▶ TO DO: Can you transcribe every record below exactly as it appears?

[START LISTED RECORDS]

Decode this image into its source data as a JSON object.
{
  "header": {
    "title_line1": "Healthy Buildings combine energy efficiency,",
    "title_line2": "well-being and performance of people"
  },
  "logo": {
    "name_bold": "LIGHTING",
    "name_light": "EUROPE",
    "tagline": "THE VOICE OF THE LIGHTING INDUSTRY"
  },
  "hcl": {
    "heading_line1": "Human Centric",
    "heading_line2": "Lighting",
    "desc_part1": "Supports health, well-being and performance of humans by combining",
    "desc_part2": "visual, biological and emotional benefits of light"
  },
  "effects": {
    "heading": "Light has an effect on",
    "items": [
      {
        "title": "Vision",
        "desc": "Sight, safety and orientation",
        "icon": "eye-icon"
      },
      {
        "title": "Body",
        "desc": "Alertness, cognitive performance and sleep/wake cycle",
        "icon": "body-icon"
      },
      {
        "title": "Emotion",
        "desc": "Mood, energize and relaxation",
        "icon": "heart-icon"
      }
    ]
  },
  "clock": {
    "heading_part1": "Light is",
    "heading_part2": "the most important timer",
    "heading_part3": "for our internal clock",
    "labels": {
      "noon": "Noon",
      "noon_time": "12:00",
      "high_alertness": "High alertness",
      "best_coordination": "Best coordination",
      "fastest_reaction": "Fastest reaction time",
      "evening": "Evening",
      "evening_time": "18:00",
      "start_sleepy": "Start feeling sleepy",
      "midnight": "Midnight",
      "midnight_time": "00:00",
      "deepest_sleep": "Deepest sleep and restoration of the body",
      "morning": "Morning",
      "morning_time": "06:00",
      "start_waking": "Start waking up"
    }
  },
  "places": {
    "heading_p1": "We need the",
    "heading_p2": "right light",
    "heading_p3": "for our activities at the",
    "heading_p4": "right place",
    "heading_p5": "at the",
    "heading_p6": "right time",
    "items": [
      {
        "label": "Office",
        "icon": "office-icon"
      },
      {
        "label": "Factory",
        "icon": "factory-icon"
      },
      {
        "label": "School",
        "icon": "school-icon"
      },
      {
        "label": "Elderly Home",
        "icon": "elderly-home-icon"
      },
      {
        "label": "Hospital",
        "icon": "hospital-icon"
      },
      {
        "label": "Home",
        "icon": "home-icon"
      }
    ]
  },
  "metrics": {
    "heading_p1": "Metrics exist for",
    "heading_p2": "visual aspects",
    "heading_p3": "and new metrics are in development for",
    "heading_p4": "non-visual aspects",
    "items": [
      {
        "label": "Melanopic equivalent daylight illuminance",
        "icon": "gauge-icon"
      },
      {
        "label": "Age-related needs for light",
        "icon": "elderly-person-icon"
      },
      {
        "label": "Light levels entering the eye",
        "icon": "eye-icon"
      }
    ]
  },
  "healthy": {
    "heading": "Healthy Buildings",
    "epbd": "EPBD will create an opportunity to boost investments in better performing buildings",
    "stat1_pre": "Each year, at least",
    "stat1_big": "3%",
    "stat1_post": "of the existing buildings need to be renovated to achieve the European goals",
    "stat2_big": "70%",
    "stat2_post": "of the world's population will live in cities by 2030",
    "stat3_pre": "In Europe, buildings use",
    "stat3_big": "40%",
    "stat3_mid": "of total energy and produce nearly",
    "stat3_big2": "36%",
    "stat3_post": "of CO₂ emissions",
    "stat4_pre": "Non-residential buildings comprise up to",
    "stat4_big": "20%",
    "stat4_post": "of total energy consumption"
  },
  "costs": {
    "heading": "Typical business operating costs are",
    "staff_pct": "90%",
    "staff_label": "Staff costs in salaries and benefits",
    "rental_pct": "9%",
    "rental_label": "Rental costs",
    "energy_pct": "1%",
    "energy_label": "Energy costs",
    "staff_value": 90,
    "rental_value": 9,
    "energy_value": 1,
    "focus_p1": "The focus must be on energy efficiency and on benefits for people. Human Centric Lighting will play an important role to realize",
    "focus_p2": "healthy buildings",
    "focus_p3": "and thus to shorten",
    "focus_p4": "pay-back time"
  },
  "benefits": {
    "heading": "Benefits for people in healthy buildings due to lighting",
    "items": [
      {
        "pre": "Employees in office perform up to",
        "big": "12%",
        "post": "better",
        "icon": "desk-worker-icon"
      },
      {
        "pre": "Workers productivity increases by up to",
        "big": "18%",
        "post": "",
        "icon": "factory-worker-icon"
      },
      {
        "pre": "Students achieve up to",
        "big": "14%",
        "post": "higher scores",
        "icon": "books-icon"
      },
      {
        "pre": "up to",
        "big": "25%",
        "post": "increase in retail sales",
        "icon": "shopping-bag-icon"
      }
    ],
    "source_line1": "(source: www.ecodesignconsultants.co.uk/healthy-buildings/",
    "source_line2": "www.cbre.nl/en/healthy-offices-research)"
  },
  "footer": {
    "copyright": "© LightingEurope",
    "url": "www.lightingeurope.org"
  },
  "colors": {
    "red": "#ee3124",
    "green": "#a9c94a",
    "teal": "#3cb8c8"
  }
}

[END LISTED RECORDS]

▶ RESULT OF THE EXERCISE:
Decode this image into its source data as a JSON object.
{
  "header": {
    "title_line1": "Healthy Buildings combine energy efficiency,",
    "title_line2": "well-being and performance of people"
  },
  "logo": {
    "name_bold": "LIGHTING",
    "name_light": "EUROPE",
    "tagline": "THE VOICE OF THE LIGHTING INDUSTRY"
  },
  "hcl": {
    "heading_line1": "Human Centric",
    "heading_line2": "Lighting",
    "desc_part1": "Supports health, well-being and performance of humans by combining",
    "desc_part2": "visual, biological and emotional benefits of light"
  },
  "effects": {
    "heading": "Light has an effect on",
    "items": [
      {
        "title": "Vision",
        "desc": "Sight, safety and orientation",
        "icon": "eye-icon"
      },
      {
        "title": "Body",
        "desc": "Alertness, cognitive performance and sleep/wake cycle",
        "icon": "body-icon"
      },
      {
        "title": "Emotion",
        "desc": "Mood, energize and relaxation",
        "icon": "heart-icon"
      }
    ]
  },
  "clock": {
    "heading_part1": "Light is",
    "heading_part2": "the most important timer",
    "heading_part3": "for our internal clock",
    "labels": {
      "noon": "Noon",
      "noon_time": "12:00",
      "high_alertness": "High alertness",
      "best_coordination": "Best coordination",
      "fastest_reaction": "Fastest reaction time",
      "evening": "Evening",
      "evening_time": "18:00",
      "start_sleepy": "Start feeling sleepy",
      "midnight": "Midnight",
      "midnight_time": "00:00",
      "deepest_sleep": "Deepest sleep and restoration of the body",
      "morning": "Morning",
      "morning_time": "06:00",
      "start_waking": "Start waking up"
    }
  },
  "places": {
    "heading_p1": "We need the",
    "heading_p2": "right light",
    "heading_p3": "for our activities at the",
    "heading_p4": "right place",
    "heading_p5": "at the",
    "heading_p6": "right time",
    "items": [
      {
        "label": "Office",
        "icon": "office-icon"
      },
      {
        "label": "Factory",
        "icon": "factory-icon"
      },
      {
        "label": "School",
        "icon": "school-icon"
      },
      {
        "label": "Elderly Home",
        "icon": "elderly-home-icon"
      },
      {
        "label": "Hospital",
        "icon": "hospital-icon"
      },
      {
        "label": "Home",
        "icon": "home-icon"
      }
    ]
  },
  "metrics": {
    "heading_p1": "Metrics exist for",
    "heading_p2": "visual aspects",
    "heading_p3": "and new metrics are in development for",
    "heading_p4": "non-visual aspects",
    "items": [
      {
        "label": "Melanopic equivalent daylight illuminance",
        "icon": "gauge-icon"
      },
      {
        "label": "Age-related needs for light",
        "icon": "elderly-person-icon"
      },
      {
        "label": "Light levels entering the eye",
        "icon": "eye-icon"
      }
    ]
  },
  "healthy": {
    "heading": "Healthy Buildings",
    "epbd": "EPBD will create an opportunity to boost investments in better performing buildings",
    "stat1_pre": "Each year, at least",
    "stat1_big": "3%",
    "stat1_post": "of the existing buildings need to be renovated to achieve the European goals",
    "stat2_big": "70%",
    "stat2_post": "of the world's population will live in cities by 2030",
    "stat3_pre": "In Europe, buildings use",
    "stat3_big": "40%",
    "stat3_mid": "of total energy and produce nearly",
    "stat3_big2": "36%",
    "stat3_post": "of CO₂ emissions",
    "stat4_pre": "Non-residential buildings comprise up to",
    "stat4_big": "20%",
    "stat4_post": "of total energy consumption"
  },
  "costs": {
    "heading": "Typical business operating costs are",
    "staff_pct": "90%",
    "staff_label": "Staff costs in salaries and benefits",
    "rental_pct": "9%",
    "rental_label": "Rental costs",
    "energy_pct": "1%",
    "energy_label": "Energy costs",
    "staff_value": 90,
    "rental_value": 9,
    "energy_value": 1,
    "focus_p1": "The focus must be on energy efficiency and on benefits for people. Human Centric Lighting will play an important role to realize",
    "focus_p2": "healthy buildings",
    "focus_p3": "and thus to shorten",
    "focus_p4": "pay-back time"
  },
  "benefits": {
    "heading": "Benefits for people in healthy buildings due to lighting",
    "items": [
      {
        "pre": "Employees in office perform up to",
        "big": "12%",
        "post": "better",
        "icon": "desk-worker-icon"
      },
      {
        "pre": "Workers productivity increases by up to",
        "big": "18%",
        "post": "",
        "icon": "factory-worker-icon"
      },
      {
        "pre": "Students achieve up to",
        "big": "14%",
        "post": "higher scores",
        "icon": "books-icon"
      },
      {
        "pre": "up to",
        "big": "25%",
        "post": "increase in retail sales",
        "icon": "shopping-bag-icon"
      }
    ],
    "source_line1": "(source: www.ecodesignconsultants.co.uk/healthy-buildings/",
    "source_line2": "www.cbre.nl/en/healthy-offices-research)"
  },
  "footer": {
    "copyright": "© LightingEurope",
    "url": "www.lightingeurope.org"
  },
  "colors": {
    "red": "#ee3124",
    "green": "#a9c94a",
    "teal": "#3cb8c8"
  }
}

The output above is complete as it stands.